TO BE DONE. Write out the records beneath this line exactly as they appear, minus any images.

─── SUPPLIED MATERIAL

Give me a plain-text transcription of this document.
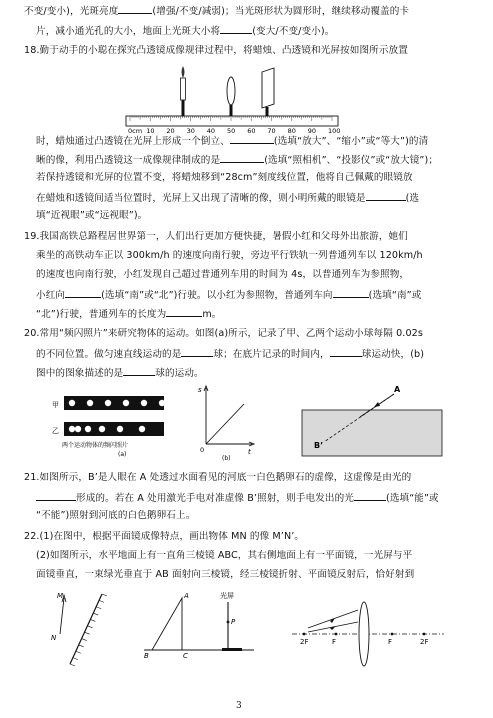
不变/变小)，光斑亮度	(增强/不变/减弱)；当光斑形状为圆形时，继续移动覆盖的卡
片，减小通光孔的大小，地面上光斑大小将	(变大/不变/变小)。
18.勤于动手的小聪在探究凸透镜成像规律过程中，将蜡烛、凸透镜和光屏按如图所示放置
0cm 10 20 30 40 50 60 70 80 90 100
时，蜡烛通过凸透镜在光屏上形成一个倒立、	(选填“放大”、“缩小”或“等大”)的清
晰的像，利用凸透镜这一成像规律制成的是	(选填“照相机”、“投影仪”或“放大镜”)；
若保持透镜和光屏的位置不变，将蜡烛移到“28cm”刻度线位置，他将自己佩戴的眼镜放
在蜡烛和透镜间适当位置时，光屏上又出现了清晰的像，则小明所戴的眼镜是	(选
填“近视眼”或“远视眼”)。
19.我国高铁总路程居世界第一，人们出行更加方便快捷，暑假小红和父母外出旅游，她们
乘坐的高铁动车正以 300km/h 的速度向南行驶，旁边平行铁轨一列普通列车以 120km/h
的速度也向南行驶，小红发现自己超过普通列车用的时间为 4s，以普通列车为参照物，
小红向	(选填“南”或“北”)行驶。以小红为参照物，普通列车向	(选填“南”或
“北”)行驶，普通列车的长度为	m。
20.常用“频闪照片”来研究物体的运动。如图(a)所示，记录了甲、乙两个运动小球每隔 0.02s
的不同位置。做匀速直线运动的是	球；在底片记录的时间内，	球运动快，(b)
图中的图象描述的是	球的运动。
甲
乙
两个运动物体的频闪照片
(a)
s
t
0
(b)
A
B’
21.如图所示，B’是人眼在 A 处透过水面看见的河底一白色鹅卵石的虚像，这虚像是由光的
形成的。若在 A 处用激光手电对准虚像 B’照射，则手电发出的光	(选填“能”或
“不能”)照射到河底的白色鹅卵石上。
22.(1)在图中，根据平面镜成像特点，画出物体 MN 的像 M’N’。
(2)如图所示，水平地面上有一直角三棱镜 ABC，其右侧地面上有一平面镜，一光屏与平
面镜垂直，一束绿光垂直于 AB 面射向三棱镜，经三棱镜折射、平面镜反射后，恰好射到
M
N
A
B	C
光屏
P
2F	F	F	2F
3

──────

PROBLEM SOLUTION.
Give me a plain-text transcription of this document.
不变/变小)，光斑亮度	(增强/不变/减弱)；当光斑形状为圆形时，继续移动覆盖的卡
片，减小通光孔的大小，地面上光斑大小将	(变大/不变/变小)。
18.勤于动手的小聪在探究凸透镜成像规律过程中，将蜡烛、凸透镜和光屏按如图所示放置
0cm 10 20 30 40 50 60 70 80 90 100
时，蜡烛通过凸透镜在光屏上形成一个倒立、	(选填“放大”、“缩小”或“等大”)的清
晰的像，利用凸透镜这一成像规律制成的是	(选填“照相机”、“投影仪”或“放大镜”)；
若保持透镜和光屏的位置不变，将蜡烛移到“28cm”刻度线位置，他将自己佩戴的眼镜放
在蜡烛和透镜间适当位置时，光屏上又出现了清晰的像，则小明所戴的眼镜是	(选
填“近视眼”或“远视眼”)。
19.我国高铁总路程居世界第一，人们出行更加方便快捷，暑假小红和父母外出旅游，她们
乘坐的高铁动车正以 300km/h 的速度向南行驶，旁边平行铁轨一列普通列车以 120km/h
的速度也向南行驶，小红发现自己超过普通列车用的时间为 4s，以普通列车为参照物，
小红向	(选填“南”或“北”)行驶。以小红为参照物，普通列车向	(选填“南”或
“北”)行驶，普通列车的长度为	m。
20.常用“频闪照片”来研究物体的运动。如图(a)所示，记录了甲、乙两个运动小球每隔 0.02s
的不同位置。做匀速直线运动的是	球；在底片记录的时间内，	球运动快，(b)
图中的图象描述的是	球的运动。
甲
乙
两个运动物体的频闪照片
(a)
s
t
0
(b)
A
B’
21.如图所示，B’是人眼在 A 处透过水面看见的河底一白色鹅卵石的虚像，这虚像是由光的
形成的。若在 A 处用激光手电对准虚像 B’照射，则手电发出的光	(选填“能”或
“不能”)照射到河底的白色鹅卵石上。
22.(1)在图中，根据平面镜成像特点，画出物体 MN 的像 M’N’。
(2)如图所示，水平地面上有一直角三棱镜 ABC，其右侧地面上有一平面镜，一光屏与平
面镜垂直，一束绿光垂直于 AB 面射向三棱镜，经三棱镜折射、平面镜反射后，恰好射到
M
N
A
B	C
光屏
P
2F	F	F	2F
3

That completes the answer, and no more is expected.